WHAT TO PRODUCE.
Below are some entries. Copy each line that holds the string "object".
* * * * *
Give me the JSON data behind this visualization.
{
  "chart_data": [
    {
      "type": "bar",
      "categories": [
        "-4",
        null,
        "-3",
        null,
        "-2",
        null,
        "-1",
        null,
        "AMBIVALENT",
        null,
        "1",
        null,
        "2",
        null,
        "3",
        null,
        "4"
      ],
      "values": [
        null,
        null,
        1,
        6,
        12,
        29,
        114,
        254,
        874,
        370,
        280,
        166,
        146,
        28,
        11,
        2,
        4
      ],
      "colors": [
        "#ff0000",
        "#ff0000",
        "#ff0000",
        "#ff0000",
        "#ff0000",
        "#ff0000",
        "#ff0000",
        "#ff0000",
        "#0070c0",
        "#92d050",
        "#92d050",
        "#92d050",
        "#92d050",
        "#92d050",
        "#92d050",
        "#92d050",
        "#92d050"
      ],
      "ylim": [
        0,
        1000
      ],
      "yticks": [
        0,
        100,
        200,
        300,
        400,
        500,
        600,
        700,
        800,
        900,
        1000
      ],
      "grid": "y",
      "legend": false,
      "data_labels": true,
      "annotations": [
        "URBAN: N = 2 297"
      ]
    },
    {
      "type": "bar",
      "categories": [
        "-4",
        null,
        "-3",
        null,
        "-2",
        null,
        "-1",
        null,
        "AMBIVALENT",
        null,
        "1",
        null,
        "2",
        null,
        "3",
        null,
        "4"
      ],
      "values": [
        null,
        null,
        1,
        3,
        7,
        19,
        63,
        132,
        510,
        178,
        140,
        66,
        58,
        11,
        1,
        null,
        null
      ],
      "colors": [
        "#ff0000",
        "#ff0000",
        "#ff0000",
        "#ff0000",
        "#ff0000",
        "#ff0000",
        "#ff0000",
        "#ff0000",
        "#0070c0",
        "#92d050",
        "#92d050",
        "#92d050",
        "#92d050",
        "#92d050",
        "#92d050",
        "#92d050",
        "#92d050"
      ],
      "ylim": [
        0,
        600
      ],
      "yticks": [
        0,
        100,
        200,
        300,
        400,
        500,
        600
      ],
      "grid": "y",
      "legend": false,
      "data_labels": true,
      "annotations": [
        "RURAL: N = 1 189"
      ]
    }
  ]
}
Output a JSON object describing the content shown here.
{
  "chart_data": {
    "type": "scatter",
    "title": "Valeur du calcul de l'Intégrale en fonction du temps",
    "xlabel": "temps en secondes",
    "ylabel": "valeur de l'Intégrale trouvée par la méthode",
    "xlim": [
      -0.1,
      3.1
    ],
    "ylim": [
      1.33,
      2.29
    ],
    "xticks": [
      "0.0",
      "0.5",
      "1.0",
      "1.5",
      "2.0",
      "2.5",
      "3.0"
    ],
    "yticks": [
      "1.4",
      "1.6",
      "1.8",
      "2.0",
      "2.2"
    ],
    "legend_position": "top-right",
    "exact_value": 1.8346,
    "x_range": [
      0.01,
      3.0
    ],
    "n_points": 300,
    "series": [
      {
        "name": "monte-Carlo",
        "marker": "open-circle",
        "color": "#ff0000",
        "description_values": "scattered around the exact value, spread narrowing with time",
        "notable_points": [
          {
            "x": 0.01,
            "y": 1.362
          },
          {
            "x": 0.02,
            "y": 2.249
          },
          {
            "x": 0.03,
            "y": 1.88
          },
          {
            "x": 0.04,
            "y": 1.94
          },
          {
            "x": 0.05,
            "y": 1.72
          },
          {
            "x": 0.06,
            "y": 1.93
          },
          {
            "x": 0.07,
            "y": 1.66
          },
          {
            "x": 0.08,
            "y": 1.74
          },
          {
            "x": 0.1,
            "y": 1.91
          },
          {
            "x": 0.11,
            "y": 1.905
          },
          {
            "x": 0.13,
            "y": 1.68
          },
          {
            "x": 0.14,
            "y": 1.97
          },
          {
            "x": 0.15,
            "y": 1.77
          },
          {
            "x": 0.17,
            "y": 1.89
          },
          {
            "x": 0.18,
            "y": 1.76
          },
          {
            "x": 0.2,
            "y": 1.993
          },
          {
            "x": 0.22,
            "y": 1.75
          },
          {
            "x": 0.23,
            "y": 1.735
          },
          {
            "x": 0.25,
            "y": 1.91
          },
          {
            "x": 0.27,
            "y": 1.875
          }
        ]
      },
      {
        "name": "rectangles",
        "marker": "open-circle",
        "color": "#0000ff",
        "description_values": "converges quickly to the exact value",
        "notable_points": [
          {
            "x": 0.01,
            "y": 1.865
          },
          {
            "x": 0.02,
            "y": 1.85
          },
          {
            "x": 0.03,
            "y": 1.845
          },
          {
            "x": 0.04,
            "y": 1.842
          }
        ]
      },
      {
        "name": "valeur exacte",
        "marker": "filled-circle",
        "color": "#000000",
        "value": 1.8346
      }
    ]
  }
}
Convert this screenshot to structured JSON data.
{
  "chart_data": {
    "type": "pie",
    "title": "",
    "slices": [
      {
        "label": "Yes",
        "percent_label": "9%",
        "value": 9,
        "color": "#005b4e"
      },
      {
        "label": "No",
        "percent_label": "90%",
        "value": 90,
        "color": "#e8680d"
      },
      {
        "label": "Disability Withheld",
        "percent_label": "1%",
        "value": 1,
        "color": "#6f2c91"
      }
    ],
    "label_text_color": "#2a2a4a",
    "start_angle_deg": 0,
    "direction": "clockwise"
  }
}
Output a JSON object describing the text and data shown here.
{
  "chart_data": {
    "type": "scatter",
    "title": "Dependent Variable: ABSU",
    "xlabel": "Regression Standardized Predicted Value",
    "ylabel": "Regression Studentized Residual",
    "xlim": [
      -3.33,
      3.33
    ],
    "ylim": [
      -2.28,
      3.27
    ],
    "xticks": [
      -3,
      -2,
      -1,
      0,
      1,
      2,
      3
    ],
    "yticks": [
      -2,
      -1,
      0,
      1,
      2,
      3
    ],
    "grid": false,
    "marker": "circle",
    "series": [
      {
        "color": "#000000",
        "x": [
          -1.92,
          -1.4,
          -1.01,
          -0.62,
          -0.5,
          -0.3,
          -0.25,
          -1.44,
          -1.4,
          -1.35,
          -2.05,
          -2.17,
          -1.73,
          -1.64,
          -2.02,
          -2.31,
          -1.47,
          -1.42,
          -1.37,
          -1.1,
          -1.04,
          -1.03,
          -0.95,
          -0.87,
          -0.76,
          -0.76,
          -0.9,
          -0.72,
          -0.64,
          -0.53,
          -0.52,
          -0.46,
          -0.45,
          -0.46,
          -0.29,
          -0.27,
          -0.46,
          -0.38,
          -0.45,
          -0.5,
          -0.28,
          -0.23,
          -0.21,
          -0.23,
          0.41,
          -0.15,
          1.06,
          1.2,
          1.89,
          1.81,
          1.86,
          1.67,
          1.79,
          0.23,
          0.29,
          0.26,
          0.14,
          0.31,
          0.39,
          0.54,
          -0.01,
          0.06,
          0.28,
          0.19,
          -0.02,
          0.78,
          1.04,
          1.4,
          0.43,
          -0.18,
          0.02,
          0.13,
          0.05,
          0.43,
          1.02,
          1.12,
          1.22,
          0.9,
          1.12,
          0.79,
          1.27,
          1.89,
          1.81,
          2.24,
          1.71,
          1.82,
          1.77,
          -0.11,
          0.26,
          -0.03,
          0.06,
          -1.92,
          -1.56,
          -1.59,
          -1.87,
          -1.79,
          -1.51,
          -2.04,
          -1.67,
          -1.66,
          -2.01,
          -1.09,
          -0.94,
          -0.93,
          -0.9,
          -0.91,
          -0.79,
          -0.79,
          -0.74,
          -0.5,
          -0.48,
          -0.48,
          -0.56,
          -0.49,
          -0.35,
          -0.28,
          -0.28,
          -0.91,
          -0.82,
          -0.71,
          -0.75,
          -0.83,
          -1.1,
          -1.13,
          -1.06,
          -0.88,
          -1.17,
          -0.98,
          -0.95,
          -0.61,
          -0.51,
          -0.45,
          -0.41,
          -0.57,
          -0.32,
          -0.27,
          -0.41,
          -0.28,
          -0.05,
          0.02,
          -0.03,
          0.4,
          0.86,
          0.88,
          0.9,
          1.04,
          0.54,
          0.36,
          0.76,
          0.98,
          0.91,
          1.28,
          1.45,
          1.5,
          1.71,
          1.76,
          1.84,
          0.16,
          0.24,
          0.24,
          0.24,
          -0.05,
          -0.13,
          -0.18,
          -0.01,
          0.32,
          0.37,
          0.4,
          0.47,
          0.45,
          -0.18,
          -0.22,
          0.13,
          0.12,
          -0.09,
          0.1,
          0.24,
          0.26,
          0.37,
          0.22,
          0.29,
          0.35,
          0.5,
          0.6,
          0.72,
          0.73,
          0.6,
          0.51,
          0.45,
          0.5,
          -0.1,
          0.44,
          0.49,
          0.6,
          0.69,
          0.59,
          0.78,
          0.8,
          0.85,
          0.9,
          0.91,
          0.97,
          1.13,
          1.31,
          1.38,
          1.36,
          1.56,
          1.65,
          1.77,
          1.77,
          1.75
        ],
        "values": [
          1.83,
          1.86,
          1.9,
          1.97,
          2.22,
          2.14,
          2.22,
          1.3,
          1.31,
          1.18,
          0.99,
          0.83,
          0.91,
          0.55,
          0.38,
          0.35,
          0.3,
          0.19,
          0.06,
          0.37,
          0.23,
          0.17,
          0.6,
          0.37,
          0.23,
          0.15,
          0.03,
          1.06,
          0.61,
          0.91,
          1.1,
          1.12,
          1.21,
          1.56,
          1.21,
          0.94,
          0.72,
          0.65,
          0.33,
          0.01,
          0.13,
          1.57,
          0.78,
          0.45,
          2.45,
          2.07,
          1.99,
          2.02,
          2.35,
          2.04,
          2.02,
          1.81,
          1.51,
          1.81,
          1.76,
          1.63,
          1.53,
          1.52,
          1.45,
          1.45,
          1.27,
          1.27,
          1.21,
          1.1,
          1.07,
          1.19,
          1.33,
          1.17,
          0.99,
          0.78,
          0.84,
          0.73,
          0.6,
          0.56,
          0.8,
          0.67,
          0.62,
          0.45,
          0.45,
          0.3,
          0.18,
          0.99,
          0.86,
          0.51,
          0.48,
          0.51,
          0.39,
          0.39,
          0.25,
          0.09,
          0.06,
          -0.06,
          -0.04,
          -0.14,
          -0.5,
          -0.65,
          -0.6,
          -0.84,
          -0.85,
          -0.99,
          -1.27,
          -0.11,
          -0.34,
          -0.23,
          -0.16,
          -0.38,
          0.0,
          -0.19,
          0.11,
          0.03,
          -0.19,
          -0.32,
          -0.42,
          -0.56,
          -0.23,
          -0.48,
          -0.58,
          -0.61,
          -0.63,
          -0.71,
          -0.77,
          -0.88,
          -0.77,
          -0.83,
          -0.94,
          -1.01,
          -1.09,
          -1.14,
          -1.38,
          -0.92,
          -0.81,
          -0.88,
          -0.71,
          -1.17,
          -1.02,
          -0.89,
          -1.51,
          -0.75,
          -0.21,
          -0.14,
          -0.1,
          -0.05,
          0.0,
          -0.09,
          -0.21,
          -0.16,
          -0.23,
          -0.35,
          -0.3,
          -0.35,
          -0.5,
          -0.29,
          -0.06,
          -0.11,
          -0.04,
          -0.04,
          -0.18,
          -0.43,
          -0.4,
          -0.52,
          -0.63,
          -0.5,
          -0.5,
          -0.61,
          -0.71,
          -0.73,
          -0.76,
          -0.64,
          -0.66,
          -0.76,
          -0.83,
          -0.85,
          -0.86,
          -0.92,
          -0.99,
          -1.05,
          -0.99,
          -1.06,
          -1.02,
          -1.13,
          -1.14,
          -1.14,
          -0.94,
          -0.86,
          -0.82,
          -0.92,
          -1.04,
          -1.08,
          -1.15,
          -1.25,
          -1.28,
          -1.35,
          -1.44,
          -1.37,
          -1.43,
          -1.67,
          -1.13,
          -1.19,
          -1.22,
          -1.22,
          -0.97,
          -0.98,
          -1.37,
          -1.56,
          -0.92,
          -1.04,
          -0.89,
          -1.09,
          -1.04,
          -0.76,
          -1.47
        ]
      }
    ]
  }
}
* * * * *
TASK OUTPUT.
Output a JSON object describing the content shown here.
Output a JSON object describing the text and data shown here.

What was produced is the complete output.